* START Extracted material *
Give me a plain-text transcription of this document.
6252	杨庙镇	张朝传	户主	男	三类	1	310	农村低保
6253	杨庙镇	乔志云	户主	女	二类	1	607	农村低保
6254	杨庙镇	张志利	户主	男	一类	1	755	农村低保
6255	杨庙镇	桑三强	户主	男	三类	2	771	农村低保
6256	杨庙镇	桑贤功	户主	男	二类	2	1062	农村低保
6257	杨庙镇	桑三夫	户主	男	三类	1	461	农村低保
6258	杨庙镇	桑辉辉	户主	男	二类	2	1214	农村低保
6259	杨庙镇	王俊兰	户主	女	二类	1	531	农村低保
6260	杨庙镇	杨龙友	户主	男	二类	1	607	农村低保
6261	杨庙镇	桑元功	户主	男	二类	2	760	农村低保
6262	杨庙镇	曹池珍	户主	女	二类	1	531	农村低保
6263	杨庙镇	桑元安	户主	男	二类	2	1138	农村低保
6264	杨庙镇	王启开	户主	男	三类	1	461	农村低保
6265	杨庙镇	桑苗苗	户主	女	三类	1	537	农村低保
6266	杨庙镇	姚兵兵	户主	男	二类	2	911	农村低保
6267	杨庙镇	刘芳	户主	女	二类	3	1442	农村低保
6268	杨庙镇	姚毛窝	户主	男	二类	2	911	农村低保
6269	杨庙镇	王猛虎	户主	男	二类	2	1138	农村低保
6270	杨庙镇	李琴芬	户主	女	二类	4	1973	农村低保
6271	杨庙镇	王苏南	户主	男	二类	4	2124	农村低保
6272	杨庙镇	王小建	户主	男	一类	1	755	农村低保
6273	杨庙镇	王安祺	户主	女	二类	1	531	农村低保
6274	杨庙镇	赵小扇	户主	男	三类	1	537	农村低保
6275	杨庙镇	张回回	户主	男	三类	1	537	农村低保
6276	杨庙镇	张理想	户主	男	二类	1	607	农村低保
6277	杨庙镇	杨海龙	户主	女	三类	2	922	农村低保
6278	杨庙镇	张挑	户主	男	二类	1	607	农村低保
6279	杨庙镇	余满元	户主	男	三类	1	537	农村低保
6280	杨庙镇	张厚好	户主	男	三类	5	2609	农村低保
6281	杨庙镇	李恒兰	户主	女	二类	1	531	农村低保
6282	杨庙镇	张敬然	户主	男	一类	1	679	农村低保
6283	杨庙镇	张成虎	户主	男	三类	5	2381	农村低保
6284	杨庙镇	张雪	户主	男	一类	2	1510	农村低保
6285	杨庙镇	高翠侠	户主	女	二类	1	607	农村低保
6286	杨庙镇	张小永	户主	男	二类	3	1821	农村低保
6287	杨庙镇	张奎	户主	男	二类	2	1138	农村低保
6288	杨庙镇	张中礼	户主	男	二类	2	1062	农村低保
* END Extracted material *
Directions for this task:
Copy out all of the lines above exactly.

The result:
Give me a plain-text transcription of this document.
6252	杨庙镇	张朝传	户主	男	三类	1	310	农村低保
6253	杨庙镇	乔志云	户主	女	二类	1	607	农村低保
6254	杨庙镇	张志利	户主	男	一类	1	755	农村低保
6255	杨庙镇	桑三强	户主	男	三类	2	771	农村低保
6256	杨庙镇	桑贤功	户主	男	二类	2	1062	农村低保
6257	杨庙镇	桑三夫	户主	男	三类	1	461	农村低保
6258	杨庙镇	桑辉辉	户主	男	二类	2	1214	农村低保
6259	杨庙镇	王俊兰	户主	女	二类	1	531	农村低保
6260	杨庙镇	杨龙友	户主	男	二类	1	607	农村低保
6261	杨庙镇	桑元功	户主	男	二类	2	760	农村低保
6262	杨庙镇	曹池珍	户主	女	二类	1	531	农村低保
6263	杨庙镇	桑元安	户主	男	二类	2	1138	农村低保
6264	杨庙镇	王启开	户主	男	三类	1	461	农村低保
6265	杨庙镇	桑苗苗	户主	女	三类	1	537	农村低保
6266	杨庙镇	姚兵兵	户主	男	二类	2	911	农村低保
6267	杨庙镇	刘芳	户主	女	二类	3	1442	农村低保
6268	杨庙镇	姚毛窝	户主	男	二类	2	911	农村低保
6269	杨庙镇	王猛虎	户主	男	二类	2	1138	农村低保
6270	杨庙镇	李琴芬	户主	女	二类	4	1973	农村低保
6271	杨庙镇	王苏南	户主	男	二类	4	2124	农村低保
6272	杨庙镇	王小建	户主	男	一类	1	755	农村低保
6273	杨庙镇	王安祺	户主	女	二类	1	531	农村低保
6274	杨庙镇	赵小扇	户主	男	三类	1	537	农村低保
6275	杨庙镇	张回回	户主	男	三类	1	537	农村低保
6276	杨庙镇	张理想	户主	男	二类	1	607	农村低保
6277	杨庙镇	杨海龙	户主	女	三类	2	922	农村低保
6278	杨庙镇	张挑	户主	男	二类	1	607	农村低保
6279	杨庙镇	余满元	户主	男	三类	1	537	农村低保
6280	杨庙镇	张厚好	户主	男	三类	5	2609	农村低保
6281	杨庙镇	李恒兰	户主	女	二类	1	531	农村低保
6282	杨庙镇	张敬然	户主	男	一类	1	679	农村低保
6283	杨庙镇	张成虎	户主	男	三类	5	2381	农村低保
6284	杨庙镇	张雪	户主	男	一类	2	1510	农村低保
6285	杨庙镇	高翠侠	户主	女	二类	1	607	农村低保
6286	杨庙镇	张小永	户主	男	二类	3	1821	农村低保
6287	杨庙镇	张奎	户主	男	二类	2	1138	农村低保
6288	杨庙镇	张中礼	户主	男	二类	2	1062	农村低保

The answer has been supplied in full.